### What you should do
From the listing below, select every line where the word "icon" appears.

### Task data
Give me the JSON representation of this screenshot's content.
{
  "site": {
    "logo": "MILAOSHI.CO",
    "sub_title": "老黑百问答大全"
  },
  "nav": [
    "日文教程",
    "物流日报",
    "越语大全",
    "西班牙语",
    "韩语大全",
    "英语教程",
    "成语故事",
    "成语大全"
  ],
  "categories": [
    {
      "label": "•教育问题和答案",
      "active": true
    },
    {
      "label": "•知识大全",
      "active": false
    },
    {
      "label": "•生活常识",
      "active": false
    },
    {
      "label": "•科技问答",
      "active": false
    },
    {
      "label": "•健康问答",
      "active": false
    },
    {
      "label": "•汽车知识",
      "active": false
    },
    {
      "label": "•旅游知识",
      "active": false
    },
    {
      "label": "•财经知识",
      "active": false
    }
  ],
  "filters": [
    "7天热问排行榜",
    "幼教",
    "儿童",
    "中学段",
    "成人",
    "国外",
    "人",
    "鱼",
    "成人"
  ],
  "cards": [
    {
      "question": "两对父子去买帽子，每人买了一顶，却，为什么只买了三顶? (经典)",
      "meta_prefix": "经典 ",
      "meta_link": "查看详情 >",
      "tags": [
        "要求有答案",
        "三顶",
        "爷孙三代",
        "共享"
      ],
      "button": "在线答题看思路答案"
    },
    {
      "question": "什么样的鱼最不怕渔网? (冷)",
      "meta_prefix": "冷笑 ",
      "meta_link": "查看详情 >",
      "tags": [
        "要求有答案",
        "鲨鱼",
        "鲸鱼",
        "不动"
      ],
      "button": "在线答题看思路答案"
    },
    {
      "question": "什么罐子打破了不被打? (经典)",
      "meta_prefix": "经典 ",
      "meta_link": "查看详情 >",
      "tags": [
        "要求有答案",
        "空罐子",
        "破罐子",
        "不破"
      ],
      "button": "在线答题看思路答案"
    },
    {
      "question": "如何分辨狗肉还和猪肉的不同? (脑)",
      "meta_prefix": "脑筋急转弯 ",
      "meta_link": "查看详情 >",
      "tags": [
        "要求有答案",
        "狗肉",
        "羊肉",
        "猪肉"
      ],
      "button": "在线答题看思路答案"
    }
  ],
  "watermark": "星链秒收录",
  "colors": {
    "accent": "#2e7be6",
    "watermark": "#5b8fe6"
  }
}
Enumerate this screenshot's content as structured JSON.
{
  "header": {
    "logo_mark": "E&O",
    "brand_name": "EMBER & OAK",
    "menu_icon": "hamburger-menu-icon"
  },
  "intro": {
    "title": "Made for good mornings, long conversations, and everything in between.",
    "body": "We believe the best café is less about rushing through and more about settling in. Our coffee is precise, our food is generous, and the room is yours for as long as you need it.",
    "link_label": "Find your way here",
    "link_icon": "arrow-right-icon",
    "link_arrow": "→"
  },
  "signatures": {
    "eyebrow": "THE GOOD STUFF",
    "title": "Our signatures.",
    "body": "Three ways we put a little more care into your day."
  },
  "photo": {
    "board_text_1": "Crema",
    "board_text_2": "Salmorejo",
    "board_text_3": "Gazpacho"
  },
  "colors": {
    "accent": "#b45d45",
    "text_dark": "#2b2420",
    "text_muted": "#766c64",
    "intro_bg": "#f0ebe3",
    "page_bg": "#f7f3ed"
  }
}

### Completed exercise
    "menu_icon": "hamburger-menu-icon"
    "link_icon": "arrow-right-icon",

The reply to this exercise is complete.